(Task to complete) The records that follow need to be output exactly as they are.

☆ ☆ ☆ ☆ ☆

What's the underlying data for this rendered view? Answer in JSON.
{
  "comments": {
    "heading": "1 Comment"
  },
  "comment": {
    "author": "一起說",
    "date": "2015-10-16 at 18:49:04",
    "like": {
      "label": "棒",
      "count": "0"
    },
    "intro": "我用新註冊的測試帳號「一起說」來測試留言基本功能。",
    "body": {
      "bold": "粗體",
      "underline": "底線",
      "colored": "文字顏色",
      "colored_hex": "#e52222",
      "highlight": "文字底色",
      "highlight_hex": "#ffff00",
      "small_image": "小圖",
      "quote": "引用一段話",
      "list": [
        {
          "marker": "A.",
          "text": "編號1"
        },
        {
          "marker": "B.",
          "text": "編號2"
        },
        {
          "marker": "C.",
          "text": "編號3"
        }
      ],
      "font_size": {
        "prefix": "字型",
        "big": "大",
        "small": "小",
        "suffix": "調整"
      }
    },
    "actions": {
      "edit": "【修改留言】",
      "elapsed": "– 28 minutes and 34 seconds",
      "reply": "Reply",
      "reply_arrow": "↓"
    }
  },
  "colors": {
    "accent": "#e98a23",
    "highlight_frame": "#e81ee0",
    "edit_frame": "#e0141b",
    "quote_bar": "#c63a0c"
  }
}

☆ ☆ ☆ ☆ ☆

(Output of the task)
What's the underlying data for this rendered view? Answer in JSON.
{
  "comments": {
    "heading": "1 Comment"
  },
  "comment": {
    "author": "一起說",
    "date": "2015-10-16 at 18:49:04",
    "like": {
      "label": "棒",
      "count": "0"
    },
    "intro": "我用新註冊的測試帳號「一起說」來測試留言基本功能。",
    "body": {
      "bold": "粗體",
      "underline": "底線",
      "colored": "文字顏色",
      "colored_hex": "#e52222",
      "highlight": "文字底色",
      "highlight_hex": "#ffff00",
      "small_image": "小圖",
      "quote": "引用一段話",
      "list": [
        {
          "marker": "A.",
          "text": "編號1"
        },
        {
          "marker": "B.",
          "text": "編號2"
        },
        {
          "marker": "C.",
          "text": "編號3"
        }
      ],
      "font_size": {
        "prefix": "字型",
        "big": "大",
        "small": "小",
        "suffix": "調整"
      }
    },
    "actions": {
      "edit": "【修改留言】",
      "elapsed": "– 28 minutes and 34 seconds",
      "reply": "Reply",
      "reply_arrow": "↓"
    }
  },
  "colors": {
    "accent": "#e98a23",
    "highlight_frame": "#e81ee0",
    "edit_frame": "#e0141b",
    "quote_bar": "#c63a0c"
  }
}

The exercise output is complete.